- Challenge:
Can you reproduce word for word the records from the line containing "sec36-text-b: That clearance" through the line containing "race-item: Slovak xyxy=(1107,1522,1169,1548)", including both of those lines?

- Given entries:
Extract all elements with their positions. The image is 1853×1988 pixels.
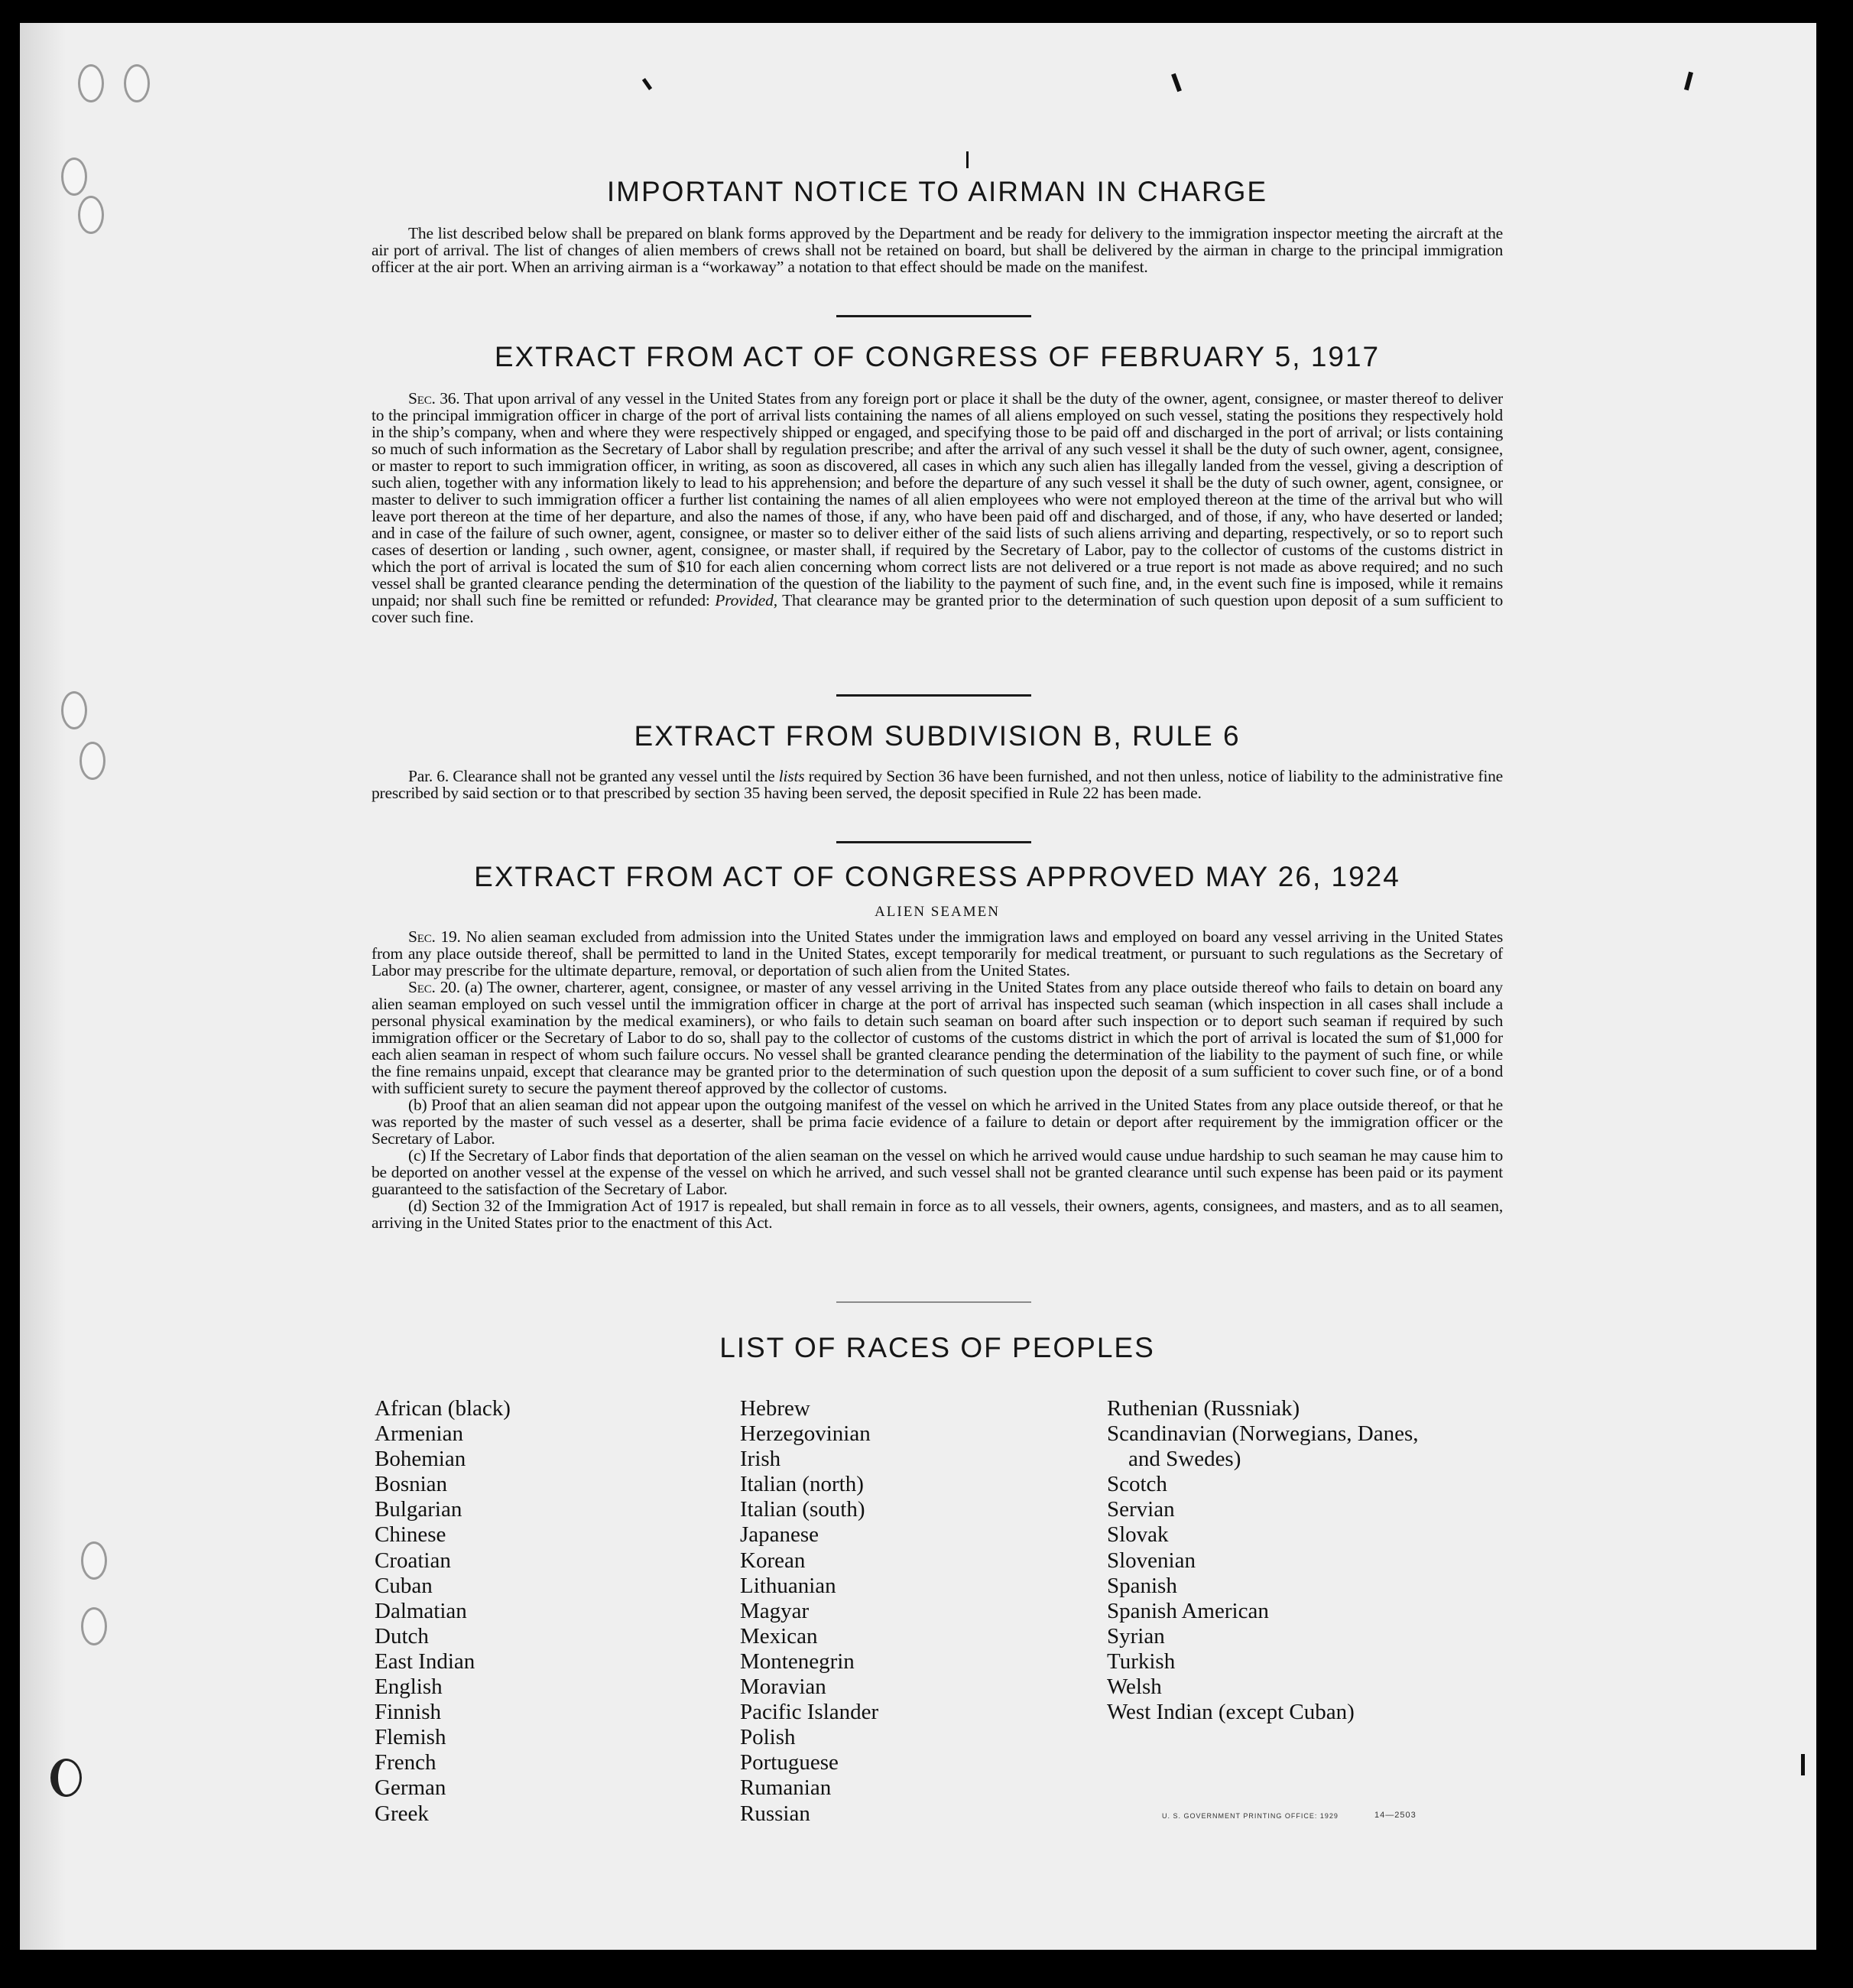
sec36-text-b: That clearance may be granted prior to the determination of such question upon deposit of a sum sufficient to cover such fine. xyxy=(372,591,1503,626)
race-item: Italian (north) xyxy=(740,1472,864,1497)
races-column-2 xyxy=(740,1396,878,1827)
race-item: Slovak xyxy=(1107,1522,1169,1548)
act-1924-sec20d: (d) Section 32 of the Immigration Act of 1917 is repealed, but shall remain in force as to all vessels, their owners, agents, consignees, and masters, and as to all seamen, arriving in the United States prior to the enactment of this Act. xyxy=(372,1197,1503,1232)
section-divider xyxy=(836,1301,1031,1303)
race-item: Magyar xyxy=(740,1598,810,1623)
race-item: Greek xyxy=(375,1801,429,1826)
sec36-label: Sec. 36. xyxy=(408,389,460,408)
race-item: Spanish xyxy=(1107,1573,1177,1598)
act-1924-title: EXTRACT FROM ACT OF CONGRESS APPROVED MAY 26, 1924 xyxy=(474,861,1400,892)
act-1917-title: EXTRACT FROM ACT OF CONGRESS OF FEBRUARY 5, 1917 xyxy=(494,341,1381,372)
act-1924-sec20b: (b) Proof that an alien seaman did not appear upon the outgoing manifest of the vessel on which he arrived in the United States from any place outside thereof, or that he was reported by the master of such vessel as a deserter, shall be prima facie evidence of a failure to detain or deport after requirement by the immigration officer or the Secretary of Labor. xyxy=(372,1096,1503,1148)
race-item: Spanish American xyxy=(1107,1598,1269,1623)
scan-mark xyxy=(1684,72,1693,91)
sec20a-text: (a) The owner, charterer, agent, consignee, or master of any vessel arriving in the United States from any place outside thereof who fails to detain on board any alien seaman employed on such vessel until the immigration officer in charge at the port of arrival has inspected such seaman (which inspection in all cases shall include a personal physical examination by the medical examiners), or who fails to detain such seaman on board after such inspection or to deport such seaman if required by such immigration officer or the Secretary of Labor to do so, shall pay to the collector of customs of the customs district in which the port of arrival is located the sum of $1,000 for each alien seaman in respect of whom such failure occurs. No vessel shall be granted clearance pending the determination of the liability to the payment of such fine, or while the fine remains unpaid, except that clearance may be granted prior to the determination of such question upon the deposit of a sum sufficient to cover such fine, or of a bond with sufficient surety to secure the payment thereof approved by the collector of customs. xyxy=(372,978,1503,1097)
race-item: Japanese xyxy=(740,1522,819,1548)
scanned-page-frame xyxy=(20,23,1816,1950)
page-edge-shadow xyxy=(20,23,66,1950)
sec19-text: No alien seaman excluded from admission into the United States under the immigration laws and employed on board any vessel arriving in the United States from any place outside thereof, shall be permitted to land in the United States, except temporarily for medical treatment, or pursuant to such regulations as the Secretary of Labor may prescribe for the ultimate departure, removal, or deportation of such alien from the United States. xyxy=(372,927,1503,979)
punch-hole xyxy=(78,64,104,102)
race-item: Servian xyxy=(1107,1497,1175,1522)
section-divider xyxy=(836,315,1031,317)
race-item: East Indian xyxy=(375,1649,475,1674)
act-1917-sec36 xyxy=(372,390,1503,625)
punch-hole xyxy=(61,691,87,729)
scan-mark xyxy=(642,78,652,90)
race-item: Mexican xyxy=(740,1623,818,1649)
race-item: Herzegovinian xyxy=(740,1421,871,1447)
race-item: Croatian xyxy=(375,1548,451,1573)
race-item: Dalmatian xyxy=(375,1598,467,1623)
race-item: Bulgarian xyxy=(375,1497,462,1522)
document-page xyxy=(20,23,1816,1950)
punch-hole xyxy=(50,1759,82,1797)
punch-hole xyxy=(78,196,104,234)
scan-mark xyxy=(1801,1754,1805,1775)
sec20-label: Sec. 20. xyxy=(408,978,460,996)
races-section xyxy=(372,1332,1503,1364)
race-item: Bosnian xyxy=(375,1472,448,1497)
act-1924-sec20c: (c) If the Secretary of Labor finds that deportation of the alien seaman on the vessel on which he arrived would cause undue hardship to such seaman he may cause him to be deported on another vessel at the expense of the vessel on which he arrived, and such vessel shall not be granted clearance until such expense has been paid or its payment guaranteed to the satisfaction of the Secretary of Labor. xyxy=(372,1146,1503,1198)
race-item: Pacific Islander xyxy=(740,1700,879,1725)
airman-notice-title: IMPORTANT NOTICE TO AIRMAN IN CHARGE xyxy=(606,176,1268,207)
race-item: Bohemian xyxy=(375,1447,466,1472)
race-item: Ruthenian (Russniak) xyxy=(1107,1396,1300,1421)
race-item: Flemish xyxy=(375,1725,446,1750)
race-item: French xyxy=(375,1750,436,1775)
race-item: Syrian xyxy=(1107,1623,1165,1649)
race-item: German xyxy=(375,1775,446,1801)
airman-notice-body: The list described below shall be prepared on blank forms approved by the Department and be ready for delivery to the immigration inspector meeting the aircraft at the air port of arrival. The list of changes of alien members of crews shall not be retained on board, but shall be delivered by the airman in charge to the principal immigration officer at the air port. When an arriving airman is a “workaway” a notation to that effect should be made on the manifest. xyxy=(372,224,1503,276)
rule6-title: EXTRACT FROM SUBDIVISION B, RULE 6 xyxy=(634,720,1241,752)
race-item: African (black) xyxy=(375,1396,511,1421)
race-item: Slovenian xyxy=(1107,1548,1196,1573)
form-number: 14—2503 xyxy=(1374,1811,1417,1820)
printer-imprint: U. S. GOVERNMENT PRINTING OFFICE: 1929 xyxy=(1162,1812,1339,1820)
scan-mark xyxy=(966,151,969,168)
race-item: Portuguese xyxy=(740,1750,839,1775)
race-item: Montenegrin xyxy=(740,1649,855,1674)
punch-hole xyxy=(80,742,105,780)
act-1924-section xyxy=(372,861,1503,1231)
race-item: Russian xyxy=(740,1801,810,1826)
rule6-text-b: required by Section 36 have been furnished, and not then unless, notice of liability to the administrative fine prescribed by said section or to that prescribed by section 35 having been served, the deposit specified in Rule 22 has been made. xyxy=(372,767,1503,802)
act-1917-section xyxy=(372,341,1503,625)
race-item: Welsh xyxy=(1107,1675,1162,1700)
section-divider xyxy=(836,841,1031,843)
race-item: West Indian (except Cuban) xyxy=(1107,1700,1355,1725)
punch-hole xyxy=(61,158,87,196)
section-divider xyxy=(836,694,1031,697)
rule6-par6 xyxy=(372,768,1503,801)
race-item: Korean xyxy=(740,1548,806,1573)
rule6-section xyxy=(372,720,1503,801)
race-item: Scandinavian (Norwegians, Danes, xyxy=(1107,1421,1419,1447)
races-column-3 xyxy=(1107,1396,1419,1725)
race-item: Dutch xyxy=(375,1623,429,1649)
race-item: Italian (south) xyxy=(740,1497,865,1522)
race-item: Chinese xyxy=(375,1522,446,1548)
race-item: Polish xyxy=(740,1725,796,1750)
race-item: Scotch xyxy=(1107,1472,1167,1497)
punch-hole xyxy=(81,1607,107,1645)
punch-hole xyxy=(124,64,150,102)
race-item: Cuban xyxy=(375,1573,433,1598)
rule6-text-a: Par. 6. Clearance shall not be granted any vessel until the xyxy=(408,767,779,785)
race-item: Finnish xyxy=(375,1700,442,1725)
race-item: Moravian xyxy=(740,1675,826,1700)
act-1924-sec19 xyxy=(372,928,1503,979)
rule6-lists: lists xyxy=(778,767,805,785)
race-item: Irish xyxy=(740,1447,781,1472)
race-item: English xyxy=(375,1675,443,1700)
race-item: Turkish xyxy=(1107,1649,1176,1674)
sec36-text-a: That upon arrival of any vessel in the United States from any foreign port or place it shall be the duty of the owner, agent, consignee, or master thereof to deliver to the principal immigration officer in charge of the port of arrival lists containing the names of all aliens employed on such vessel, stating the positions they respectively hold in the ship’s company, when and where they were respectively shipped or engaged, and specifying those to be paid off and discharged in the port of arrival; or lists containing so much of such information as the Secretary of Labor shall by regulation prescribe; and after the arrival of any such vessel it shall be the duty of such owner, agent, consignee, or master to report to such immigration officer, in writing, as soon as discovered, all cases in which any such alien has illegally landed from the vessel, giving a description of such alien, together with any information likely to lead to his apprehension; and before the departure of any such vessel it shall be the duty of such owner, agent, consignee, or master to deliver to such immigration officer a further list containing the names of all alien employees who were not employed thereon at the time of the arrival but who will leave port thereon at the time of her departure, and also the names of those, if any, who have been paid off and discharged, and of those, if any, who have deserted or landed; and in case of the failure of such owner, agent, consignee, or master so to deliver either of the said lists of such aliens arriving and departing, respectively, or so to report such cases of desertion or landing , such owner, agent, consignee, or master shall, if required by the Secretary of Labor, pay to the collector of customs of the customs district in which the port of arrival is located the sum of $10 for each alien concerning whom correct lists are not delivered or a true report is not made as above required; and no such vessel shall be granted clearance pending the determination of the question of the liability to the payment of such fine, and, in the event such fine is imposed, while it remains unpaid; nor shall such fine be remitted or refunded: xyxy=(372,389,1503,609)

- In response:
sec36-text-b: That clearance may be granted prior to the determination of such question upon deposit of a sum sufficient to cover such fine. xyxy=(372,591,1503,626)
race-item: Italian (north) xyxy=(740,1472,864,1497)
races-column-2 xyxy=(740,1396,878,1827)
race-item: Slovak xyxy=(1107,1522,1169,1548)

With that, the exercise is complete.